**Problem details:** Please copy the entries word for word, covering only the stretch from the line containing "x-tick-label: 11/24 (265, 381, 290, 392)" through the line containing "sold-bar (204, 321, 218, 373)", with both of those lines included.

**Given records:**

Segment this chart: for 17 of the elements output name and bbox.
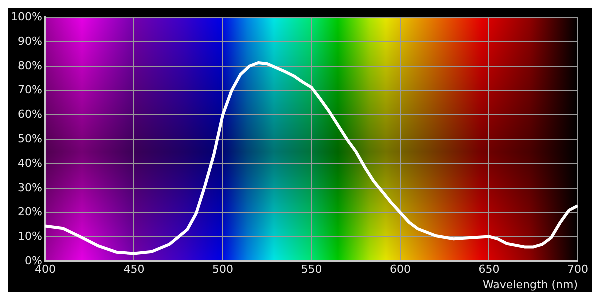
y-tick-label: 20% bbox=[18, 206, 42, 219]
y-tick-label: 70% bbox=[18, 84, 42, 97]
x-tick-label: 450 bbox=[124, 263, 145, 276]
x-tick-label: 500 bbox=[212, 263, 234, 276]
y-tick-label: 100% bbox=[10, 10, 42, 24]
y-tick-label: 30% bbox=[18, 181, 42, 194]
x-tick-label: 600 bbox=[390, 263, 411, 276]
y-tick-label: 90% bbox=[18, 34, 42, 48]
y-tick-label: 80% bbox=[18, 59, 42, 72]
x-tick-label: 650 bbox=[478, 263, 500, 276]
x-tick-label: 550 bbox=[301, 263, 322, 276]
y-tick-label: 50% bbox=[18, 132, 42, 146]
y-tick-label: 60% bbox=[18, 108, 42, 122]
y-tick-label: 10% bbox=[18, 230, 42, 244]
y-tick-label: 40% bbox=[18, 156, 42, 170]
x-tick-label: 700 bbox=[568, 263, 588, 276]
x-axis-title: Wavelength (nm) bbox=[482, 278, 578, 292]
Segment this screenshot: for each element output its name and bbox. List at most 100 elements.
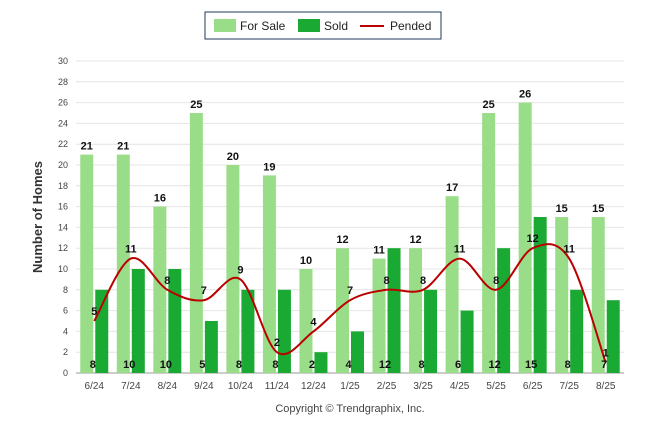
x-tick-label: 11/24 (265, 381, 290, 392)
sold-value-label: 6 (455, 359, 461, 371)
legend-label: Sold (324, 19, 348, 33)
for-sale-bar (153, 206, 167, 373)
for-sale-bar (409, 248, 423, 373)
sold-value-label: 4 (345, 359, 352, 371)
x-tick-label: 6/24 (85, 381, 105, 392)
sold-value-label: 8 (419, 359, 425, 371)
for-sale-value-label: 25 (190, 99, 202, 111)
for-sale-value-label: 12 (409, 234, 421, 246)
sold-bar (204, 321, 218, 373)
legend-swatch (214, 19, 236, 32)
for-sale-value-label: 19 (263, 161, 275, 173)
for-sale-value-label: 21 (81, 141, 93, 153)
y-tick-label: 18 (58, 181, 68, 191)
legend-label: Pended (390, 19, 431, 33)
y-tick-label: 16 (58, 202, 68, 212)
sold-value-label: 8 (565, 359, 571, 371)
x-tick-label: 1/25 (340, 381, 360, 392)
pended-value-label: 11 (454, 244, 466, 256)
legend-swatch (298, 19, 320, 32)
for-sale-bar (482, 113, 496, 373)
y-tick-label: 24 (58, 118, 68, 128)
sold-value-label: 12 (489, 359, 501, 371)
y-axis-label: Number of Homes (30, 161, 45, 273)
x-axis-ticks: 6/24 7/24 8/24 9/24 10/24 11/24 12/24 1/25 2/25 3… (85, 381, 616, 392)
y-tick-label: 0 (63, 368, 68, 378)
for-sale-bar (445, 196, 459, 373)
sold-bar (277, 289, 291, 373)
pended-value-label: 5 (91, 306, 97, 318)
sold-bar (95, 289, 109, 373)
sold-bar (497, 248, 511, 373)
sold-value-label: 2 (309, 359, 315, 371)
legend-label: For Sale (240, 19, 286, 33)
sold-bar (460, 310, 474, 373)
for-sale-value-label: 25 (483, 99, 495, 111)
sold-bar (351, 331, 364, 373)
pended-value-label: 7 (201, 285, 207, 297)
pended-value-label: 9 (237, 264, 243, 276)
y-tick-label: 20 (58, 160, 68, 170)
for-sale-bar (262, 175, 276, 373)
copyright-text: Copyright © Trendgraphix, Inc. (275, 403, 424, 415)
sold-value-label: 5 (199, 359, 205, 371)
pended-value-label: 2 (274, 337, 280, 349)
y-tick-label: 28 (58, 77, 68, 87)
legend-box (204, 11, 442, 40)
y-tick-label: 8 (63, 285, 68, 295)
y-tick-label: 6 (63, 306, 68, 316)
pended-value-label: 8 (420, 275, 426, 287)
for-sale-value-label: 15 (592, 203, 604, 215)
sold-value-label: 8 (90, 359, 96, 371)
sold-value-label: 10 (160, 359, 172, 371)
x-tick-label: 4/25 (450, 381, 470, 392)
y-tick-label: 4 (63, 326, 68, 336)
for-sale-bar (591, 217, 605, 373)
sold-value-label: 8 (236, 359, 242, 371)
sold-value-label: 7 (601, 359, 607, 371)
x-tick-label: 8/25 (596, 381, 616, 392)
x-tick-label: 9/24 (194, 381, 214, 392)
x-tick-label: 2/25 (377, 381, 397, 392)
sold-bar (424, 289, 438, 373)
x-tick-label: 10/24 (228, 381, 253, 392)
sold-bar (314, 352, 328, 373)
y-tick-label: 12 (58, 243, 68, 253)
y-tick-label: 14 (58, 222, 68, 232)
x-tick-label: 3/25 (413, 381, 433, 392)
for-sale-value-label: 12 (336, 234, 348, 246)
for-sale-value-label: 17 (446, 182, 458, 194)
y-tick-label: 26 (58, 98, 68, 108)
sold-value-label: 8 (272, 359, 278, 371)
for-sale-value-label: 16 (154, 193, 166, 205)
for-sale-bar (116, 154, 130, 373)
sold-bar (570, 289, 584, 373)
for-sale-bar (226, 165, 240, 373)
for-sale-value-label: 21 (117, 141, 129, 153)
pended-value-label: 7 (347, 285, 353, 297)
x-tick-label: 8/24 (158, 381, 178, 392)
y-tick-label: 30 (58, 56, 68, 66)
pended-value-label: 8 (383, 275, 389, 287)
for-sale-bar (518, 102, 532, 373)
legend: For Sale Sold Pended (204, 11, 442, 40)
pended-value-label: 8 (164, 275, 170, 287)
sold-bar (241, 289, 255, 373)
bars (80, 102, 620, 373)
pended-value-label: 8 (493, 275, 499, 287)
pended-value-label: 4 (310, 316, 317, 328)
for-sale-bar (299, 269, 313, 373)
y-tick-label: 10 (58, 264, 68, 274)
pended-line (93, 243, 607, 363)
for-sale-bar (372, 258, 386, 373)
for-sale-bar (80, 154, 94, 373)
x-tick-label: 7/25 (559, 381, 579, 392)
sold-value-label: 15 (525, 359, 537, 371)
for-sale-value-label: 26 (519, 89, 531, 101)
sold-value-label: 12 (379, 359, 391, 371)
sold-bar (533, 217, 547, 373)
pended-value-label: 11 (563, 244, 575, 256)
for-sale-value-label: 11 (373, 245, 385, 257)
y-tick-label: 2 (63, 347, 68, 357)
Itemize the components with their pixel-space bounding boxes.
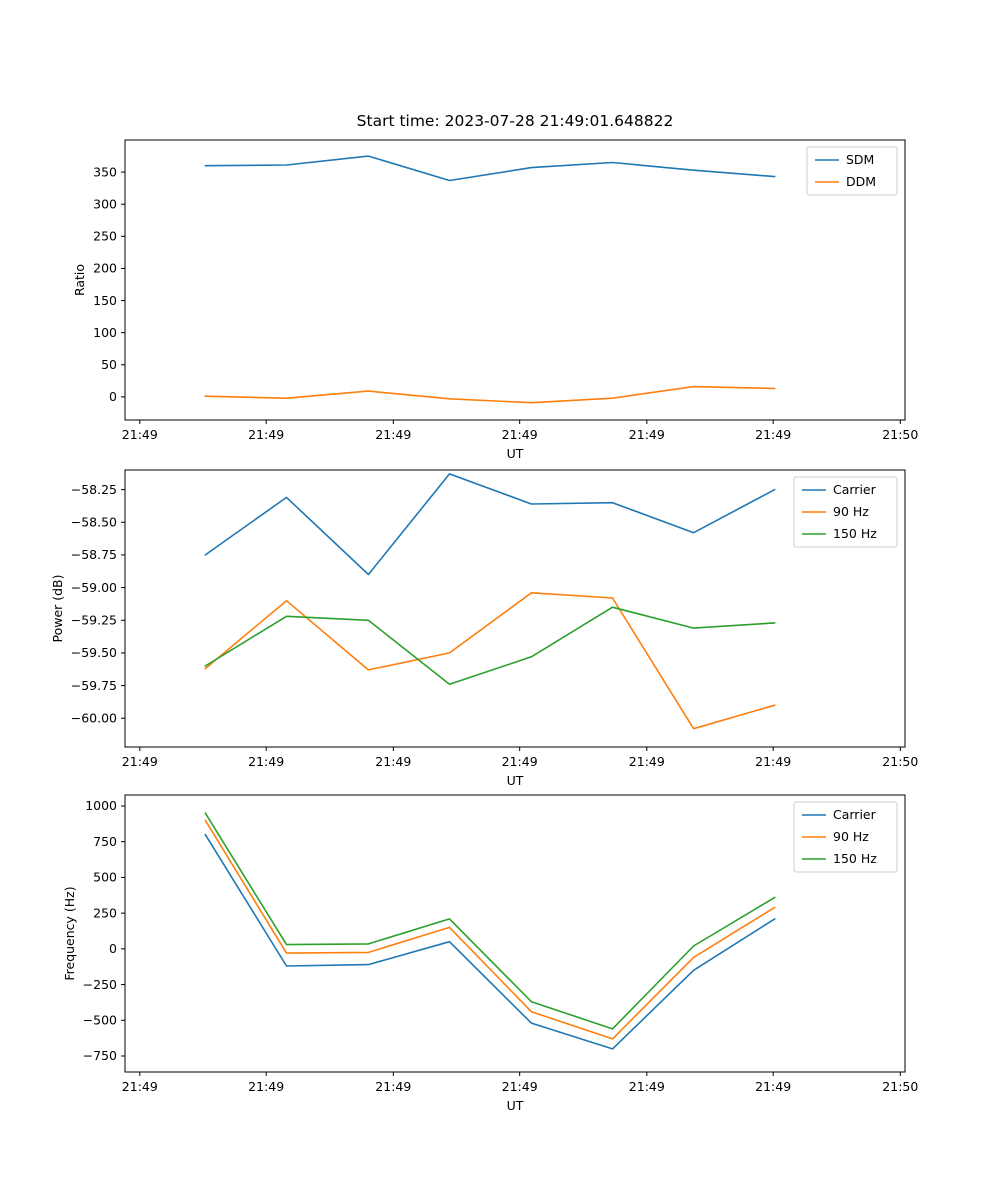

**Result of the task:**
x-tick-label: 11/24 (265, 381, 290, 392)
sold-value-label: 6 (455, 359, 461, 371)
legend-label: Sold (324, 19, 348, 33)
for-sale-bar (153, 206, 167, 373)
for-sale-bar (409, 248, 423, 373)
sold-value-label: 4 (345, 359, 352, 371)
x-tick-label: 6/24 (85, 381, 105, 392)
sold-value-label: 8 (419, 359, 425, 371)
for-sale-value-label: 25 (190, 99, 202, 111)
for-sale-value-label: 12 (409, 234, 421, 246)
sold-bar (204, 321, 218, 373)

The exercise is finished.